-- BEGIN Data rows --

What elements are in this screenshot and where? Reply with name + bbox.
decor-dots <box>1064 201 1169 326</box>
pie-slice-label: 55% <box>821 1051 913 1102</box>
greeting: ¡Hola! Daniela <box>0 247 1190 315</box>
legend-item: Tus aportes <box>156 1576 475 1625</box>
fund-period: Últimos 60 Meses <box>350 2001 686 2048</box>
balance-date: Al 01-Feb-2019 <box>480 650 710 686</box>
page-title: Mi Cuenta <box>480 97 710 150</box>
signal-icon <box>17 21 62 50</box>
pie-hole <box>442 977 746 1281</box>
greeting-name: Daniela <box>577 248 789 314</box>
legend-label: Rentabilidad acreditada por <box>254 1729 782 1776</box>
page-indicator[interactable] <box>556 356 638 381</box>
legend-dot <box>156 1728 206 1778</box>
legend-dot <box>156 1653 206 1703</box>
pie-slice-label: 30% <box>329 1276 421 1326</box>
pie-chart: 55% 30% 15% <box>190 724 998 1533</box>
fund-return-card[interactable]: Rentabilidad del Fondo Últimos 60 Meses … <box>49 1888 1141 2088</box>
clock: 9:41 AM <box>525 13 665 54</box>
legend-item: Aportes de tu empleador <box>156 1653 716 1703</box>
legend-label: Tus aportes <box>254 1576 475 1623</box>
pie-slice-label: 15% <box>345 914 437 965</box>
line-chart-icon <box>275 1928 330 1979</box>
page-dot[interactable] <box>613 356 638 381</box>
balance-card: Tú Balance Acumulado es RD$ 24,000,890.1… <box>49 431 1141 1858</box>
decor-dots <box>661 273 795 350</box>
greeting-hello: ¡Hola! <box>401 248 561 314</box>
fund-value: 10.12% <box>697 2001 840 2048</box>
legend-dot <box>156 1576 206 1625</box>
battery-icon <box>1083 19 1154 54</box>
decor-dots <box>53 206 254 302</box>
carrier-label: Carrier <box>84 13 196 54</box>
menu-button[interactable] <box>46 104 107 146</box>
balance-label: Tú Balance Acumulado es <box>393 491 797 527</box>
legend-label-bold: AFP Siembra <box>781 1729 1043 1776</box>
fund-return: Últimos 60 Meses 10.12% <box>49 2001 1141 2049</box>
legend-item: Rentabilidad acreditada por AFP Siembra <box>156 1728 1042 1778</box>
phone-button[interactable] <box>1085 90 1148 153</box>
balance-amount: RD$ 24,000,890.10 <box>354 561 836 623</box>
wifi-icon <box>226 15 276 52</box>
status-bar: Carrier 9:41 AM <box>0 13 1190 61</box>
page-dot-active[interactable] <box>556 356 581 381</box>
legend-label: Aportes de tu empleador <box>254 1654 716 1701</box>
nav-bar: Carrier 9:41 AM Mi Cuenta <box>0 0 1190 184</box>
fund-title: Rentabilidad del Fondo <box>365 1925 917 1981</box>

-- END Data rows --

### Instructions to follow
Please reproduce everything from the first line of the records down to the line containing "page-title: Mi Cuenta", including both of those lines, with no changes.

### Exercise output
What elements are in this screenshot and where? Reply with name + bbox.
decor-dots <box>1064 201 1169 326</box>
pie-slice-label: 55% <box>821 1051 913 1102</box>
greeting: ¡Hola! Daniela <box>0 247 1190 315</box>
legend-item: Tus aportes <box>156 1576 475 1625</box>
fund-period: Últimos 60 Meses <box>350 2001 686 2048</box>
balance-date: Al 01-Feb-2019 <box>480 650 710 686</box>
page-title: Mi Cuenta <box>480 97 710 150</box>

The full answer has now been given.